Restate exactly, and only, the lines from the one with "Extract the structured" through the end of the data, with both of those end lines kept. Drop any pictures.
+++++
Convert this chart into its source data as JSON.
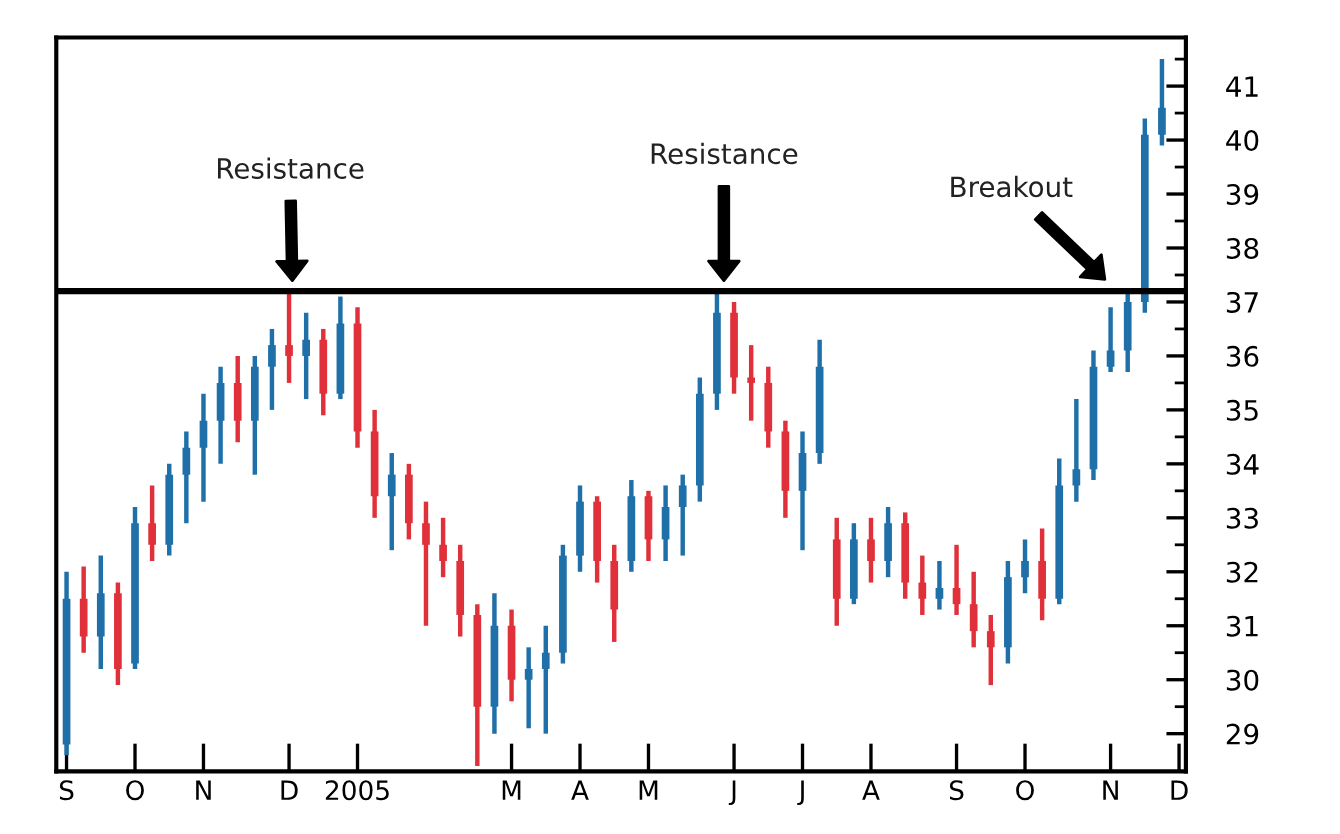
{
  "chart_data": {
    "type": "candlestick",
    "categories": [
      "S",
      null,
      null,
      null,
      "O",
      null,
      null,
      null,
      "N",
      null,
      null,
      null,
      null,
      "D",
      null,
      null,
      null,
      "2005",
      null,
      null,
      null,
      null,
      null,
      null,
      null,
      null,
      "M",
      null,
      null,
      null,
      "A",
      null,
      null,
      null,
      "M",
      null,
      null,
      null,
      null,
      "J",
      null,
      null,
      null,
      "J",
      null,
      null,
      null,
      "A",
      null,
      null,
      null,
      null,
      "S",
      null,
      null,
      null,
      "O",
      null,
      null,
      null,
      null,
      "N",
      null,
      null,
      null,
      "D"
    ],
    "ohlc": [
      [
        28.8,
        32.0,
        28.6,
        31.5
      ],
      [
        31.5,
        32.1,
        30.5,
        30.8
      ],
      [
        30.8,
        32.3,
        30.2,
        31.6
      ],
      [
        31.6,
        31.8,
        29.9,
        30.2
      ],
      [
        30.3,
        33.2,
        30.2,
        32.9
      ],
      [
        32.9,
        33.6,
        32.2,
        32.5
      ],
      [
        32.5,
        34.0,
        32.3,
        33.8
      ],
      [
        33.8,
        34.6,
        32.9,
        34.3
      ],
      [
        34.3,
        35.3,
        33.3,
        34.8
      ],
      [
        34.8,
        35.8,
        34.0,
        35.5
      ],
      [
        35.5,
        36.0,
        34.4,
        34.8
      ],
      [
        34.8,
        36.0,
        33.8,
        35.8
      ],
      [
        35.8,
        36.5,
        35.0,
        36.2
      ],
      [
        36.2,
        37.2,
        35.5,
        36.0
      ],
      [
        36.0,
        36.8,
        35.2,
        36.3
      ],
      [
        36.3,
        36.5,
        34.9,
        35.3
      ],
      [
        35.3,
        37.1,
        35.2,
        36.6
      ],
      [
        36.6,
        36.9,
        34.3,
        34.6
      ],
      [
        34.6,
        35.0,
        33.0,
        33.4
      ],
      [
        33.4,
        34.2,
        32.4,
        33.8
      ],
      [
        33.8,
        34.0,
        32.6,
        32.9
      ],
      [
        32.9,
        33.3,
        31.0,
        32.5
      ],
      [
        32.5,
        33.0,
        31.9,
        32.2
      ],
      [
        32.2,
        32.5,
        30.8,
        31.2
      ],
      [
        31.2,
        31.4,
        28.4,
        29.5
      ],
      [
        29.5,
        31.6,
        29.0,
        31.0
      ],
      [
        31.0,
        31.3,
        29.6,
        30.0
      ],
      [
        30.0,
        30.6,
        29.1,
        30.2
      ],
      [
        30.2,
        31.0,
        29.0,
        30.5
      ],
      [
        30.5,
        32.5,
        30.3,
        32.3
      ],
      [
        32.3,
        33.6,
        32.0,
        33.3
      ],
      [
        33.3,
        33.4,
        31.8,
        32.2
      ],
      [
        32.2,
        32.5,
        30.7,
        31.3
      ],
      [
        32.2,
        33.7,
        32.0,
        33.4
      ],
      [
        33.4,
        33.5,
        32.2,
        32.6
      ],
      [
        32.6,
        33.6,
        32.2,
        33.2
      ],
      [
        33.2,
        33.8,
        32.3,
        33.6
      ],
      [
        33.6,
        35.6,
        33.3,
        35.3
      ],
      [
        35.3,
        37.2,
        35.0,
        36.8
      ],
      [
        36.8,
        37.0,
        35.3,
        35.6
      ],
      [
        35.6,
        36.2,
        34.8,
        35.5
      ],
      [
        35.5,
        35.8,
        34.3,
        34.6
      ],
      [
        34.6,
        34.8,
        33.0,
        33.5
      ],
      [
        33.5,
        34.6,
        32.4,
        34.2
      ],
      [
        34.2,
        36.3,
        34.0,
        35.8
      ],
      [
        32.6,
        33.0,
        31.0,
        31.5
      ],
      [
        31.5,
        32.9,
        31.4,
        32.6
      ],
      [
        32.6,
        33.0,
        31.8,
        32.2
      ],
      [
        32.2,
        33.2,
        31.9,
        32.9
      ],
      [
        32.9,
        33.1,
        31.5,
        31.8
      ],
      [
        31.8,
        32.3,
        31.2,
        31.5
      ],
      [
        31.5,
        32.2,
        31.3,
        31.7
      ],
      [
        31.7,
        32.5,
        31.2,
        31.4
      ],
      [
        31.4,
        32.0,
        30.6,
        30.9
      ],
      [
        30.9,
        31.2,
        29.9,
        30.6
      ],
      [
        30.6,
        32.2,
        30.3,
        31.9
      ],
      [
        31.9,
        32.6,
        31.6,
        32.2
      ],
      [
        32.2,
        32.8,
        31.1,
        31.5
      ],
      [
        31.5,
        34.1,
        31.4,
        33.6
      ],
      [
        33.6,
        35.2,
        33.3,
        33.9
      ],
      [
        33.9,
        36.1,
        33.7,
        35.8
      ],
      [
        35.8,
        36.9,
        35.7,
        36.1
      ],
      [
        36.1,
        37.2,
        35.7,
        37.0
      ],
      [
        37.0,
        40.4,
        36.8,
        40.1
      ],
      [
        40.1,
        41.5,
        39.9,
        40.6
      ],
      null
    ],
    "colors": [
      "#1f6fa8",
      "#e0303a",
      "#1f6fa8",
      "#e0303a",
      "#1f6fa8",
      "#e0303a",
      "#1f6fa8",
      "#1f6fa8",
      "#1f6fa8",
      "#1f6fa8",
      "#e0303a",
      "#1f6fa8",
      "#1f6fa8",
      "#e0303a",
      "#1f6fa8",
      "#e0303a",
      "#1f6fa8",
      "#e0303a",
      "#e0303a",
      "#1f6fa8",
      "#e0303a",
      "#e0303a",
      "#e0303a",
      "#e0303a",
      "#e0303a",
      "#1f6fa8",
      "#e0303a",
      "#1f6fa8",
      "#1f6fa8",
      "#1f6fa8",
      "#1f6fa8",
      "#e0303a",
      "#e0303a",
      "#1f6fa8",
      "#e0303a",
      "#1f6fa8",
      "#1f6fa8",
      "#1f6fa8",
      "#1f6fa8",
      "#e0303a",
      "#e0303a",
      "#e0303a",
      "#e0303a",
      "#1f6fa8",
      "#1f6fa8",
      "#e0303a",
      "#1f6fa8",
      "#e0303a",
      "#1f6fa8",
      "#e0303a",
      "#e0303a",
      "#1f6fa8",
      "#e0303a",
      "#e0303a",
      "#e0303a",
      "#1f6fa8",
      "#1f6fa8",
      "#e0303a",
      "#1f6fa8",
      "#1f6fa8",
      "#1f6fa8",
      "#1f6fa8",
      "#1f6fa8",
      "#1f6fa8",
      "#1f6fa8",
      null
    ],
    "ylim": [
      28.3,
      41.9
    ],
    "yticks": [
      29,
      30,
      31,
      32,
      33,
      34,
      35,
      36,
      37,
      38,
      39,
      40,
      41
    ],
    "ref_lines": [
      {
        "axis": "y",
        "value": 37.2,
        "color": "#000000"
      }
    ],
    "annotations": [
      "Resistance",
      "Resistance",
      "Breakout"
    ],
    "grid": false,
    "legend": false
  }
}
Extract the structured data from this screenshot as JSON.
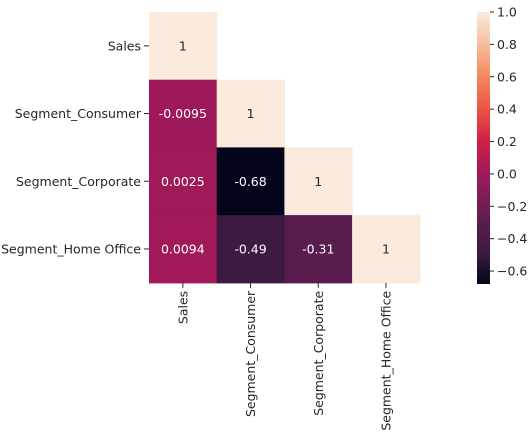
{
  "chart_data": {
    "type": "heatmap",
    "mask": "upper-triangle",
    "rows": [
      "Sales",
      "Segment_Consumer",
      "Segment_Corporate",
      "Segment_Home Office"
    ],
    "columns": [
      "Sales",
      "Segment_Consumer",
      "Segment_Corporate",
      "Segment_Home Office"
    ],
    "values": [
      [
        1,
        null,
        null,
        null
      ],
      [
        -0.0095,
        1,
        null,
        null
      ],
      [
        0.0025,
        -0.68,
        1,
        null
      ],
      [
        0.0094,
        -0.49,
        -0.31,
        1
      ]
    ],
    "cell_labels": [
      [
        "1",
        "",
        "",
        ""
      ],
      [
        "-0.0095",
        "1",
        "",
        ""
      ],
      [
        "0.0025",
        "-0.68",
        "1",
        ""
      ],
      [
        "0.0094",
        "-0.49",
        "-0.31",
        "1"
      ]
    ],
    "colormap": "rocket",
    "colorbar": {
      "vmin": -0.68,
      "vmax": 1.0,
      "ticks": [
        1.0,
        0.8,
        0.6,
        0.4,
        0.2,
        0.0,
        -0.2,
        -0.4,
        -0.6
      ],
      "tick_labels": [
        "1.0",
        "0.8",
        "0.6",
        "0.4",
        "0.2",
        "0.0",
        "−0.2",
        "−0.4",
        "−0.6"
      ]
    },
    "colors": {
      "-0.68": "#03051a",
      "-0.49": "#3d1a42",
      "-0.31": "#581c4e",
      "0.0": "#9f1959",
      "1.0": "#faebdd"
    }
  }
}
+++++
| Written answer |
Extract the structured data from this screenshot as JSON.
{
  "chart_data": {
    "type": "heatmap",
    "mask": "upper-triangle",
    "rows": [
      "Sales",
      "Segment_Consumer",
      "Segment_Corporate",
      "Segment_Home Office"
    ],
    "columns": [
      "Sales",
      "Segment_Consumer",
      "Segment_Corporate",
      "Segment_Home Office"
    ],
    "values": [
      [
        1,
        null,
        null,
        null
      ],
      [
        -0.0095,
        1,
        null,
        null
      ],
      [
        0.0025,
        -0.68,
        1,
        null
      ],
      [
        0.0094,
        -0.49,
        -0.31,
        1
      ]
    ],
    "cell_labels": [
      [
        "1",
        "",
        "",
        ""
      ],
      [
        "-0.0095",
        "1",
        "",
        ""
      ],
      [
        "0.0025",
        "-0.68",
        "1",
        ""
      ],
      [
        "0.0094",
        "-0.49",
        "-0.31",
        "1"
      ]
    ],
    "colormap": "rocket",
    "colorbar": {
      "vmin": -0.68,
      "vmax": 1.0,
      "ticks": [
        1.0,
        0.8,
        0.6,
        0.4,
        0.2,
        0.0,
        -0.2,
        -0.4,
        -0.6
      ],
      "tick_labels": [
        "1.0",
        "0.8",
        "0.6",
        "0.4",
        "0.2",
        "0.0",
        "−0.2",
        "−0.4",
        "−0.6"
      ]
    },
    "colors": {
      "-0.68": "#03051a",
      "-0.49": "#3d1a42",
      "-0.31": "#581c4e",
      "0.0": "#9f1959",
      "1.0": "#faebdd"
    }
  }
}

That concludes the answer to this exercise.